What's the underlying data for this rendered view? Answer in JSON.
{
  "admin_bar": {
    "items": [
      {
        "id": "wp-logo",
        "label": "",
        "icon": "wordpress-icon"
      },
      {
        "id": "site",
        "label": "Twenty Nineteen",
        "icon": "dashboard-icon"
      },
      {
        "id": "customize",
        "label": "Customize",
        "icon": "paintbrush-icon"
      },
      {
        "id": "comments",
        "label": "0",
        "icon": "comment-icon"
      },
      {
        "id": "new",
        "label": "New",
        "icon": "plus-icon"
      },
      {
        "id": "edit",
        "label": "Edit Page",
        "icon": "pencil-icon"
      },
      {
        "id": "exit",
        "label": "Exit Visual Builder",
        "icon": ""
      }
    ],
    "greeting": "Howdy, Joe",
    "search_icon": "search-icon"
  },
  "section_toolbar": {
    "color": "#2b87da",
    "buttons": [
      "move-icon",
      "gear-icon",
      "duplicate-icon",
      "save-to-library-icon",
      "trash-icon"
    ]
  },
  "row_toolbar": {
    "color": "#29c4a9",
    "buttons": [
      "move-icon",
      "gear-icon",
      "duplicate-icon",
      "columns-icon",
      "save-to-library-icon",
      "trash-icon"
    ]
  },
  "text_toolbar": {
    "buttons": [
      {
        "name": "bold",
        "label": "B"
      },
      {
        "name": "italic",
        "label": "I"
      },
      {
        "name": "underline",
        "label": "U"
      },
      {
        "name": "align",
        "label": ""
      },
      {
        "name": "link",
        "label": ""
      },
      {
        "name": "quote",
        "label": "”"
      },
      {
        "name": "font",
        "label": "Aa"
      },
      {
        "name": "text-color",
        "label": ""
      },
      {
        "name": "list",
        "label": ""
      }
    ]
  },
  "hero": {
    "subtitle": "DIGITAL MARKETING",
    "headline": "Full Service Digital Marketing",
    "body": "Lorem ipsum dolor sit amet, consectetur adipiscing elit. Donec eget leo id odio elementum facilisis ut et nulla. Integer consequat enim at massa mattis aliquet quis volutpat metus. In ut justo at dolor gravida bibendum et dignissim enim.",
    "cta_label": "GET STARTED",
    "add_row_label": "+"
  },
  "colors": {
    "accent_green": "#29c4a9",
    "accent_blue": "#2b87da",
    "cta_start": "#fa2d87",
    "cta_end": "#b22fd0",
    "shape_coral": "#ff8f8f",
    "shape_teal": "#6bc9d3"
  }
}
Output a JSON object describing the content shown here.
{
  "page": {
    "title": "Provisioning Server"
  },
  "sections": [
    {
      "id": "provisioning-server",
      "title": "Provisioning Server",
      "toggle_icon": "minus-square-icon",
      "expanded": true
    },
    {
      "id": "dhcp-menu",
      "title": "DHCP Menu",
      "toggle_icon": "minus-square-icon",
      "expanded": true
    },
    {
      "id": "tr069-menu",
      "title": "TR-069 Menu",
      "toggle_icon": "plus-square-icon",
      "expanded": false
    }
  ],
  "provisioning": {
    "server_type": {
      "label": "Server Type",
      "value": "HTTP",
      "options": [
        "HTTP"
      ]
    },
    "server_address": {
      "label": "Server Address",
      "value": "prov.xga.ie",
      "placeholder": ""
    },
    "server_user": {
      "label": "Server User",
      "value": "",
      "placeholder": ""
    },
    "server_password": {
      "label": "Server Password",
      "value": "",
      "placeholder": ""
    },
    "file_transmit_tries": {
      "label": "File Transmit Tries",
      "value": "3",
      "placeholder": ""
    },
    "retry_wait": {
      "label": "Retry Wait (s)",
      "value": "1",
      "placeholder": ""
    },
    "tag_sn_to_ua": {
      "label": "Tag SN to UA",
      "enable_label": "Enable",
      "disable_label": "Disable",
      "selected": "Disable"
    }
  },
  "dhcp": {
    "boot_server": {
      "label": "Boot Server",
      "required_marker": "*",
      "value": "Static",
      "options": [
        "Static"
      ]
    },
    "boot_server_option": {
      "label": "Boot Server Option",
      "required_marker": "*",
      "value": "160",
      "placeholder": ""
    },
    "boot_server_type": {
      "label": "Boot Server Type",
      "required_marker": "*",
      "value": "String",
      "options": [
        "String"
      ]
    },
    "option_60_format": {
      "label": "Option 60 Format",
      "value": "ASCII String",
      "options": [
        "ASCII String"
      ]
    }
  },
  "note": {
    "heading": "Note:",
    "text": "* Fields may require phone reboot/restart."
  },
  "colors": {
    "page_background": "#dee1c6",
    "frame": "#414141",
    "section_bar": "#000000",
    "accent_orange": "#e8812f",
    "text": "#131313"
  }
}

════════

**Written exercise**
Extract every entry above as it appears.

**Exercise output**
What's the underlying data for this rendered view? Answer in JSON.
{
  "admin_bar": {
    "items": [
      {
        "id": "wp-logo",
        "label": "",
        "icon": "wordpress-icon"
      },
      {
        "id": "site",
        "label": "Twenty Nineteen",
        "icon": "dashboard-icon"
      },
      {
        "id": "customize",
        "label": "Customize",
        "icon": "paintbrush-icon"
      },
      {
        "id": "comments",
        "label": "0",
        "icon": "comment-icon"
      },
      {
        "id": "new",
        "label": "New",
        "icon": "plus-icon"
      },
      {
        "id": "edit",
        "label": "Edit Page",
        "icon": "pencil-icon"
      },
      {
        "id": "exit",
        "label": "Exit Visual Builder",
        "icon": ""
      }
    ],
    "greeting": "Howdy, Joe",
    "search_icon": "search-icon"
  },
  "section_toolbar": {
    "color": "#2b87da",
    "buttons": [
      "move-icon",
      "gear-icon",
      "duplicate-icon",
      "save-to-library-icon",
      "trash-icon"
    ]
  },
  "row_toolbar": {
    "color": "#29c4a9",
    "buttons": [
      "move-icon",
      "gear-icon",
      "duplicate-icon",
      "columns-icon",
      "save-to-library-icon",
      "trash-icon"
    ]
  },
  "text_toolbar": {
    "buttons": [
      {
        "name": "bold",
        "label": "B"
      },
      {
        "name": "italic",
        "label": "I"
      },
      {
        "name": "underline",
        "label": "U"
      },
      {
        "name": "align",
        "label": ""
      },
      {
        "name": "link",
        "label": ""
      },
      {
        "name": "quote",
        "label": "”"
      },
      {
        "name": "font",
        "label": "Aa"
      },
      {
        "name": "text-color",
        "label": ""
      },
      {
        "name": "list",
        "label": ""
      }
    ]
  },
  "hero": {
    "subtitle": "DIGITAL MARKETING",
    "headline": "Full Service Digital Marketing",
    "body": "Lorem ipsum dolor sit amet, consectetur adipiscing elit. Donec eget leo id odio elementum facilisis ut et nulla. Integer consequat enim at massa mattis aliquet quis volutpat metus. In ut justo at dolor gravida bibendum et dignissim enim.",
    "cta_label": "GET STARTED",
    "add_row_label": "+"
  },
  "colors": {
    "accent_green": "#29c4a9",
    "accent_blue": "#2b87da",
    "cta_start": "#fa2d87",
    "cta_end": "#b22fd0",
    "shape_coral": "#ff8f8f",
    "shape_teal": "#6bc9d3"
  }
}
Output a JSON object describing the content shown here.
{
  "page": {
    "title": "Provisioning Server"
  },
  "sections": [
    {
      "id": "provisioning-server",
      "title": "Provisioning Server",
      "toggle_icon": "minus-square-icon",
      "expanded": true
    },
    {
      "id": "dhcp-menu",
      "title": "DHCP Menu",
      "toggle_icon": "minus-square-icon",
      "expanded": true
    },
    {
      "id": "tr069-menu",
      "title": "TR-069 Menu",
      "toggle_icon": "plus-square-icon",
      "expanded": false
    }
  ],
  "provisioning": {
    "server_type": {
      "label": "Server Type",
      "value": "HTTP",
      "options": [
        "HTTP"
      ]
    },
    "server_address": {
      "label": "Server Address",
      "value": "prov.xga.ie",
      "placeholder": ""
    },
    "server_user": {
      "label": "Server User",
      "value": "",
      "placeholder": ""
    },
    "server_password": {
      "label": "Server Password",
      "value": "",
      "placeholder": ""
    },
    "file_transmit_tries": {
      "label": "File Transmit Tries",
      "value": "3",
      "placeholder": ""
    },
    "retry_wait": {
      "label": "Retry Wait (s)",
      "value": "1",
      "placeholder": ""
    },
    "tag_sn_to_ua": {
      "label": "Tag SN to UA",
      "enable_label": "Enable",
      "disable_label": "Disable",
      "selected": "Disable"
    }
  },
  "dhcp": {
    "boot_server": {
      "label": "Boot Server",
      "required_marker": "*",
      "value": "Static",
      "options": [
        "Static"
      ]
    },
    "boot_server_option": {
      "label": "Boot Server Option",
      "required_marker": "*",
      "value": "160",
      "placeholder": ""
    },
    "boot_server_type": {
      "label": "Boot Server Type",
      "required_marker": "*",
      "value": "String",
      "options": [
        "String"
      ]
    },
    "option_60_format": {
      "label": "Option 60 Format",
      "value": "ASCII String",
      "options": [
        "ASCII String"
      ]
    }
  },
  "note": {
    "heading": "Note:",
    "text": "* Fields may require phone reboot/restart."
  },
  "colors": {
    "page_background": "#dee1c6",
    "frame": "#414141",
    "section_bar": "#000000",
    "accent_orange": "#e8812f",
    "text": "#131313"
  }
}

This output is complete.